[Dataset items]
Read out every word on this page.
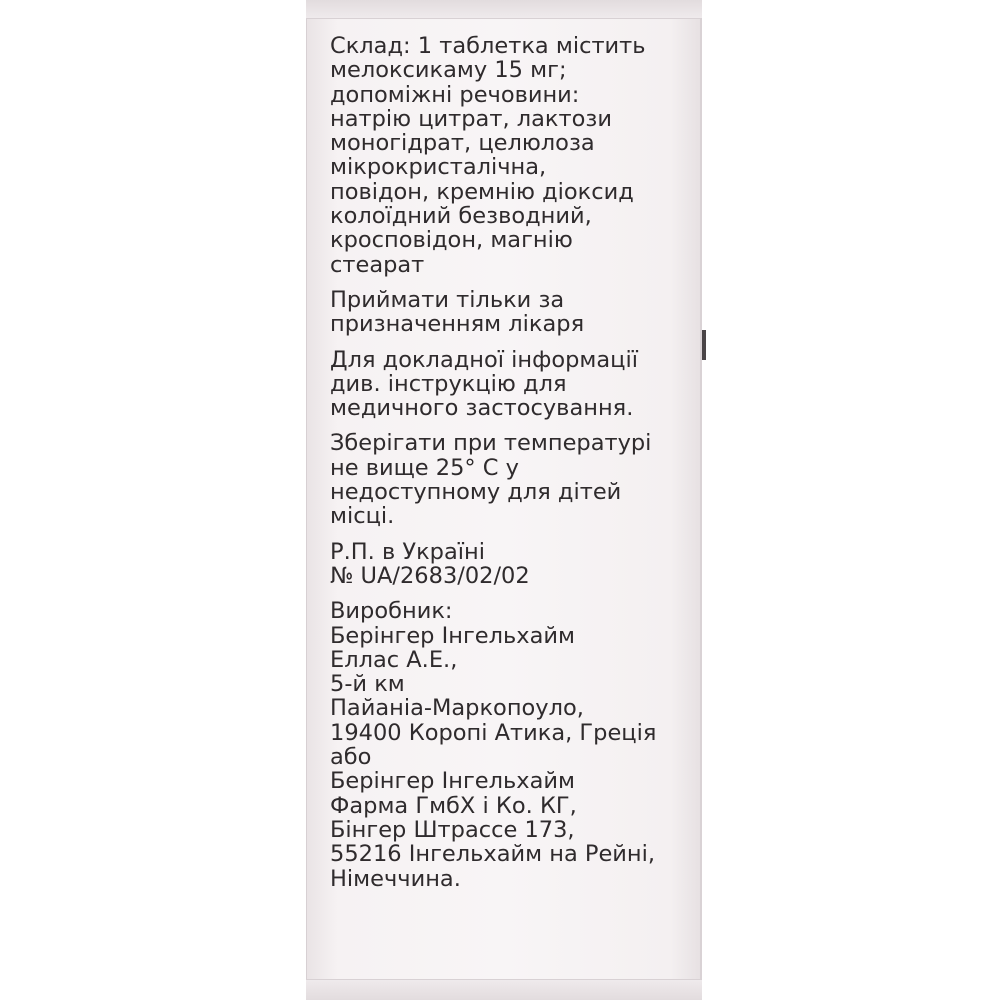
Склад: 1 таблетка містить
мелоксикаму 15 мг;
допоміжні речовини:
натрію цитрат, лактози
моногідрат, целюлоза
мікрокристалічна,
повідон, кремнію діоксид
колоїдний безводний,
кросповідон, магнію
стеарат

Приймати тільки за
призначенням лікаря

Для докладної інформації
див. інструкцію для
медичного застосування.

Зберігати при температурі
не вище 25° С у
недоступному для дітей
місці.

Р.П. в Україні
№ UA/2683/02/02

Виробник:
Берінгер Інгельхайм
Еллас А.Е.,
5-й км
Пайаніа-Маркопоуло,
19400 Коропі Атика, Греція
або
Берінгер Інгельхайм
Фарма ГмбХ і Ко. КГ,
Бінгер Штрассе 173,
55216 Інгельхайм на Рейні,
Німеччина.
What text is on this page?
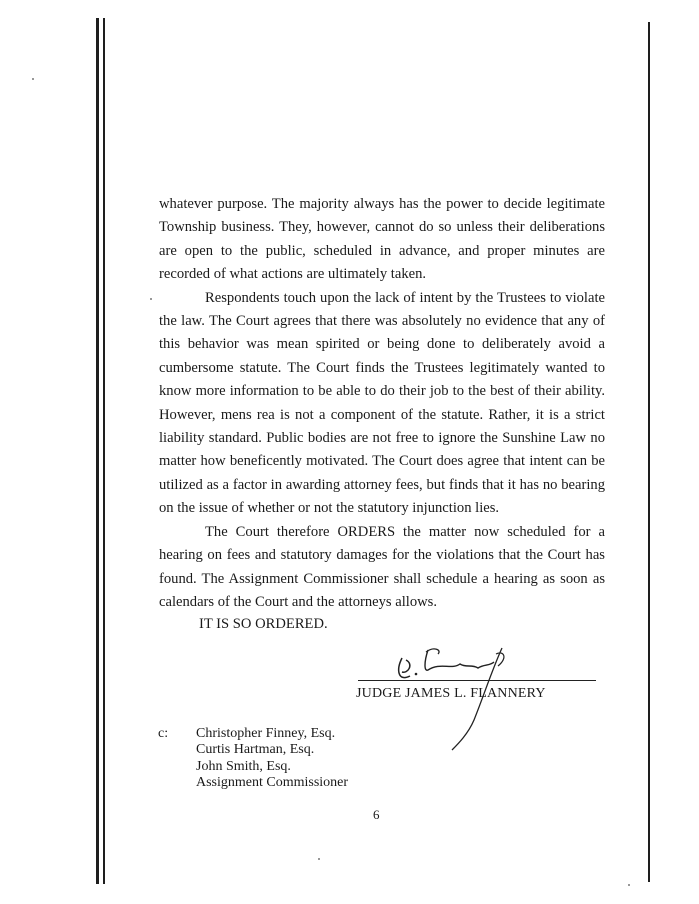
whatever purpose. The majority always has the power to decide legitimate Township business. They, however, cannot do so unless their deliberations are open to the public, scheduled in advance, and proper minutes are recorded of what actions are ultimately taken.

Respondents touch upon the lack of intent by the Trustees to violate the law. The Court agrees that there was absolutely no evidence that any of this behavior was mean spirited or being done to deliberately avoid a cumbersome statute. The Court finds the Trustees legitimately wanted to know more information to be able to do their job to the best of their ability. However, mens rea is not a component of the statute. Rather, it is a strict liability standard. Public bodies are not free to ignore the Sunshine Law no matter how beneficently motivated. The Court does agree that intent can be utilized as a factor in awarding attorney fees, but finds that it has no bearing on the issue of whether or not the statutory injunction lies.

The Court therefore ORDERS the matter now scheduled for a hearing on fees and statutory damages for the violations that the Court has found. The Assignment Commissioner shall schedule a hearing as soon as calendars of the Court and the attorneys allows.

IT IS SO ORDERED.
JUDGE JAMES L. FLANNERY
c: Christopher Finney, Esq.
Curtis Hartman, Esq.
John Smith, Esq.
Assignment Commissioner
6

-- Goal --
Quote the preceding listing precisely and completely, omitting its images.

-- Solved exercise --
Read out every word on this page.
Склад: 1 таблетка містить
мелоксикаму 15 мг;
допоміжні речовини:
натрію цитрат, лактози
моногідрат, целюлоза
мікрокристалічна,
повідон, кремнію діоксид
колоїдний безводний,
кросповідон, магнію
стеарат

Приймати тільки за
призначенням лікаря

Для докладної інформації
див. інструкцію для
медичного застосування.

Зберігати при температурі
не вище 25° С у
недоступному для дітей
місці.

Р.П. в Україні
№ UA/2683/02/02

Виробник:
Берінгер Інгельхайм
Еллас А.Е.,
5-й км
Пайаніа-Маркопоуло,
19400 Коропі Атика, Греція
або
Берінгер Інгельхайм
Фарма ГмбХ і Ко. КГ,
Бінгер Штрассе 173,
55216 Інгельхайм на Рейні,
Німеччина.
What text is on this page?
whatever purpose. The majority always has the power to decide legitimate Township business. They, however, cannot do so unless their deliberations are open to the public, scheduled in advance, and proper minutes are recorded of what actions are ultimately taken.

Respondents touch upon the lack of intent by the Trustees to violate the law. The Court agrees that there was absolutely no evidence that any of this behavior was mean spirited or being done to deliberately avoid a cumbersome statute. The Court finds the Trustees legitimately wanted to know more information to be able to do their job to the best of their ability. However, mens rea is not a component of the statute. Rather, it is a strict liability standard. Public bodies are not free to ignore the Sunshine Law no matter how beneficently motivated. The Court does agree that intent can be utilized as a factor in awarding attorney fees, but finds that it has no bearing on the issue of whether or not the statutory injunction lies.

The Court therefore ORDERS the matter now scheduled for a hearing on fees and statutory damages for the violations that the Court has found. The Assignment Commissioner shall schedule a hearing as soon as calendars of the Court and the attorneys allows.

IT IS SO ORDERED.
JUDGE JAMES L. FLANNERY
c: Christopher Finney, Esq.
Curtis Hartman, Esq.
John Smith, Esq.
Assignment Commissioner
6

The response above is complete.